# Exercise requirements
Without the images, output each record below as it stands.

# Records for this task

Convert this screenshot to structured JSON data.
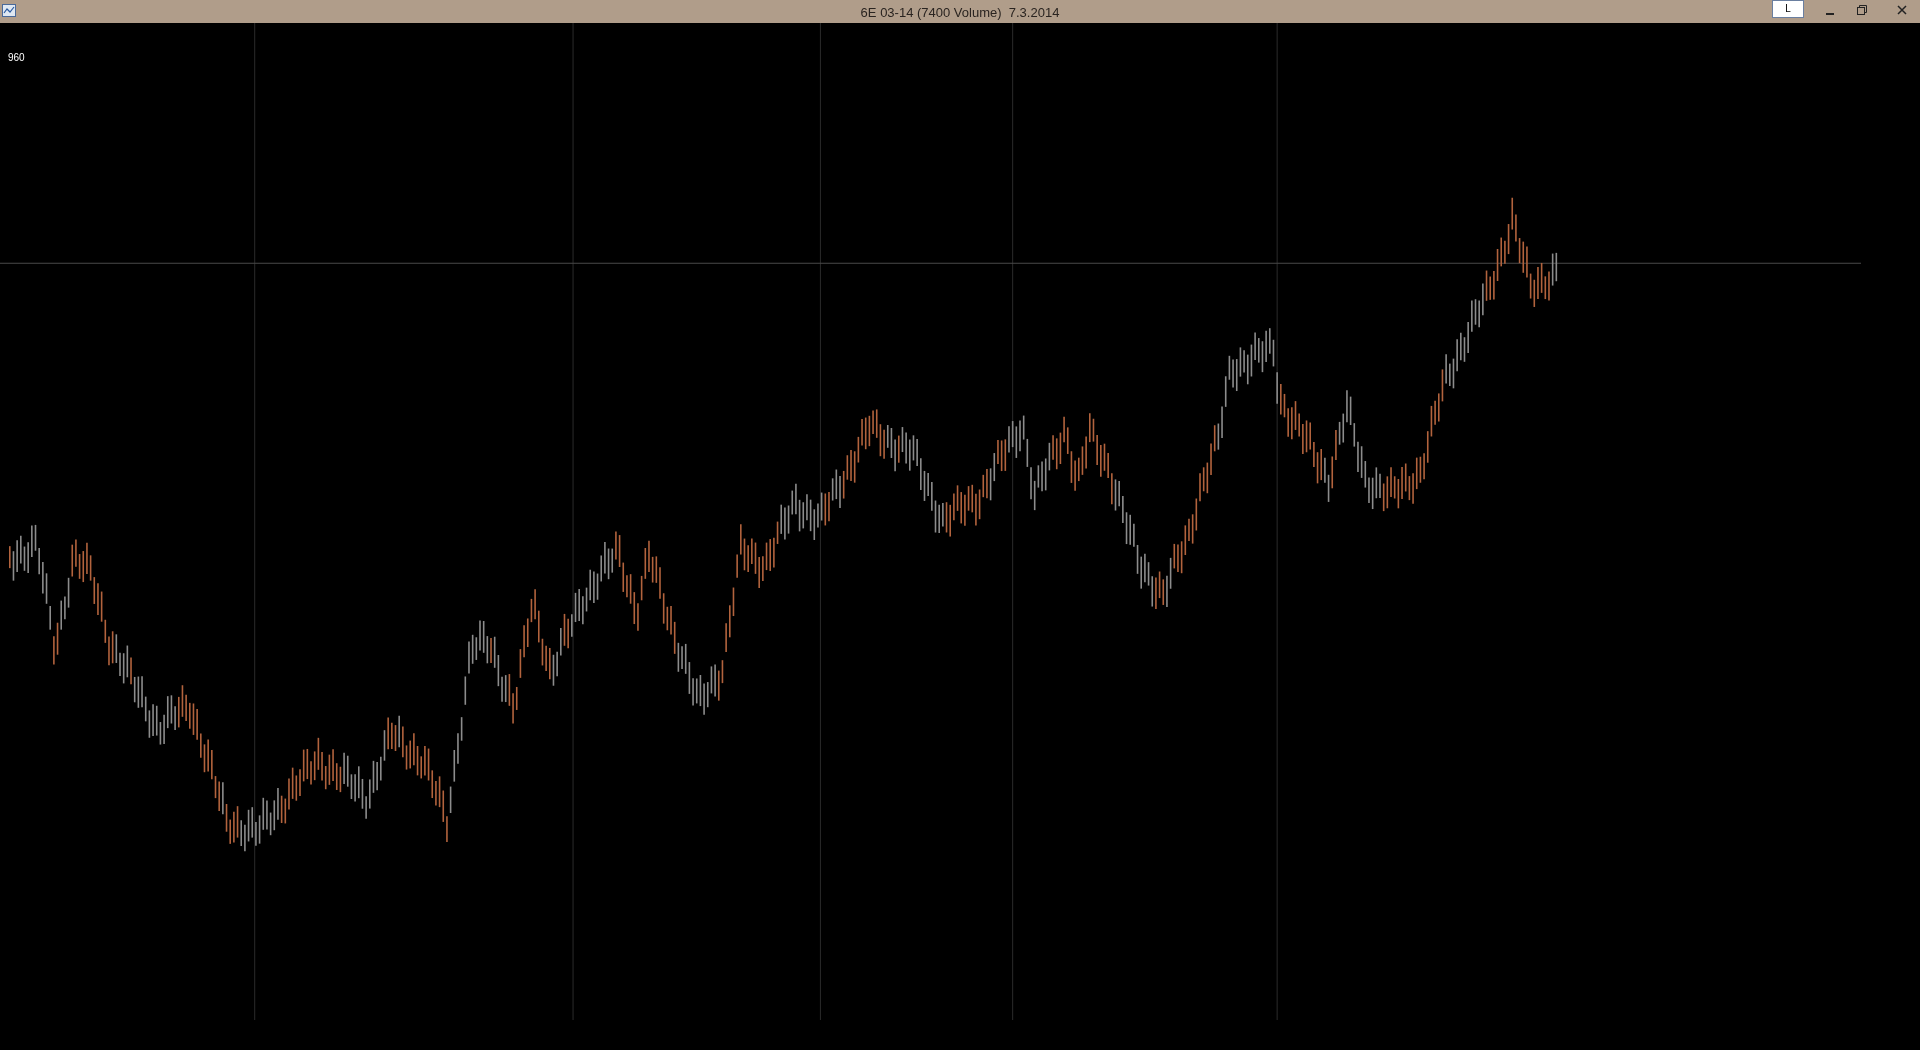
{
  "window": {
    "title": "6E 03-14 (7400 Volume)  7.3.2014",
    "button_label": "L"
  },
  "chart": {
    "price_label": "960"
  }
}
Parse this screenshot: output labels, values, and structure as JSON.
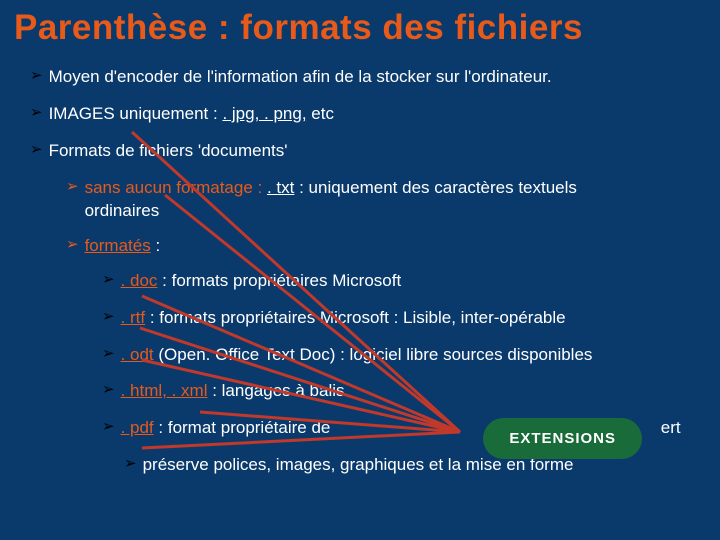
{
  "title": "Parenthèse : formats des fichiers",
  "bullets": {
    "encoder": "Moyen d'encoder de l'information afin de la stocker sur l'ordinateur.",
    "images_prefix": "IMAGES uniquement : ",
    "images_ext": ". jpg, . png,",
    "images_suffix": " etc",
    "formats_doc": "Formats de fichiers 'documents'",
    "sans_format_prefix": "sans aucun formatage : ",
    "txt_ext": ". txt",
    "sans_format_suffix": " : uniquement des caractères textuels ordinaires",
    "formates_prefix": "formatés",
    "formates_suffix": " :",
    "doc_ext": ". doc",
    "doc_suffix": " : formats propriétaires Microsoft",
    "rtf_ext": ". rtf",
    "rtf_suffix": " : formats propriétaires Microsoft : Lisible, inter-opérable",
    "odt_ext": ". odt",
    "odt_mid": " (Open. Office Text Doc) : logiciel libre sources disponibles",
    "html_ext": ". html, . xml",
    "html_suffix": " : langages à balis",
    "pdf_ext": ". pdf",
    "pdf_suffix": " : format propriétaire de",
    "pdf_tail": "ert",
    "preserve": "préserve polices, images, graphiques et la mise en forme"
  },
  "badge": "EXTENSIONS"
}
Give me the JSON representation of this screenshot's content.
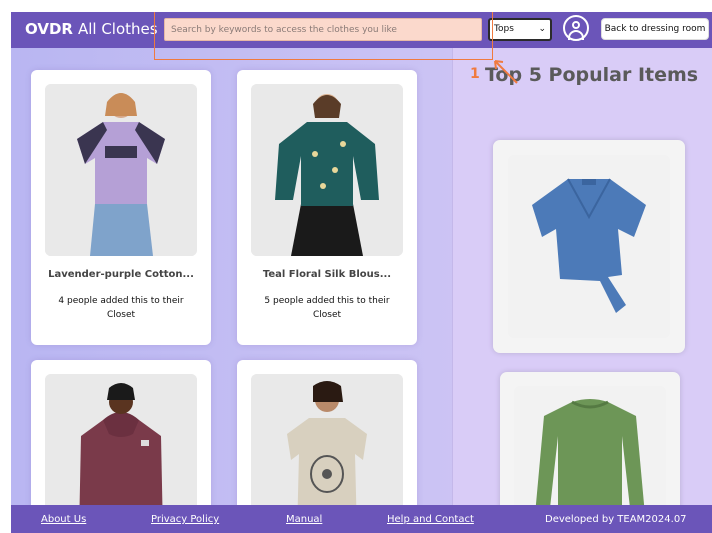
{
  "header": {
    "brand_bold": "OVDR",
    "brand_rest": "All Clothes",
    "search_placeholder": "Search by keywords to access the clothes you like",
    "category_selected": "Tops",
    "back_label": "Back to dressing room"
  },
  "annotation": {
    "number": "1"
  },
  "products": [
    {
      "title": "Lavender-purple Cotton...",
      "desc": "4 people added this to their Closet"
    },
    {
      "title": "Teal Floral Silk Blous...",
      "desc": "5 people added this to their Closet"
    },
    {
      "title": "",
      "desc": ""
    },
    {
      "title": "",
      "desc": ""
    }
  ],
  "popular": {
    "title": "Top 5 Popular Items"
  },
  "footer": {
    "about": "About Us",
    "privacy": "Privacy Policy",
    "manual": "Manual",
    "help": "Help and Contact",
    "credit": "Developed by TEAM2024.07"
  },
  "colors": {
    "brand": "#6b55b9",
    "search_bg": "#fbd9cc",
    "annotation": "#f07a3f"
  },
  "icons": [
    "user-circle-icon",
    "chevron-down-icon"
  ]
}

# Solved exercise
Convert this screenshot to structured JSON data.
{
  "window": {
    "title": "6E 03-14 (7400 Volume)  7.3.2014",
    "button_label": "L"
  },
  "chart": {
    "price_label": "960"
  }
}
Parse this screenshot: output labels, values, and structure as JSON.
{
  "title": "Parenthèse : formats des fichiers",
  "bullets": {
    "encoder": "Moyen d'encoder de l'information afin de la stocker sur l'ordinateur.",
    "images_prefix": "IMAGES uniquement : ",
    "images_ext": ". jpg, . png,",
    "images_suffix": " etc",
    "formats_doc": "Formats de fichiers 'documents'",
    "sans_format_prefix": "sans aucun formatage : ",
    "txt_ext": ". txt",
    "sans_format_suffix": " : uniquement des caractères textuels ordinaires",
    "formates_prefix": "formatés",
    "formates_suffix": " :",
    "doc_ext": ". doc",
    "doc_suffix": " : formats propriétaires Microsoft",
    "rtf_ext": ". rtf",
    "rtf_suffix": " : formats propriétaires Microsoft : Lisible, inter-opérable",
    "odt_ext": ". odt",
    "odt_mid": " (Open. Office Text Doc) : logiciel libre sources disponibles",
    "html_ext": ". html, . xml",
    "html_suffix": " : langages à balis",
    "pdf_ext": ". pdf",
    "pdf_suffix": " : format propriétaire de",
    "pdf_tail": "ert",
    "preserve": "préserve polices, images, graphiques et la mise en forme"
  },
  "badge": "EXTENSIONS"
}
Give me the JSON representation of this screenshot's content.
{
  "header": {
    "brand_bold": "OVDR",
    "brand_rest": "All Clothes",
    "search_placeholder": "Search by keywords to access the clothes you like",
    "category_selected": "Tops",
    "back_label": "Back to dressing room"
  },
  "annotation": {
    "number": "1"
  },
  "products": [
    {
      "title": "Lavender-purple Cotton...",
      "desc": "4 people added this to their Closet"
    },
    {
      "title": "Teal Floral Silk Blous...",
      "desc": "5 people added this to their Closet"
    },
    {
      "title": "",
      "desc": ""
    },
    {
      "title": "",
      "desc": ""
    }
  ],
  "popular": {
    "title": "Top 5 Popular Items"
  },
  "footer": {
    "about": "About Us",
    "privacy": "Privacy Policy",
    "manual": "Manual",
    "help": "Help and Contact",
    "credit": "Developed by TEAM2024.07"
  },
  "colors": {
    "brand": "#6b55b9",
    "search_bg": "#fbd9cc",
    "annotation": "#f07a3f"
  },
  "icons": [
    "user-circle-icon",
    "chevron-down-icon"
  ]
}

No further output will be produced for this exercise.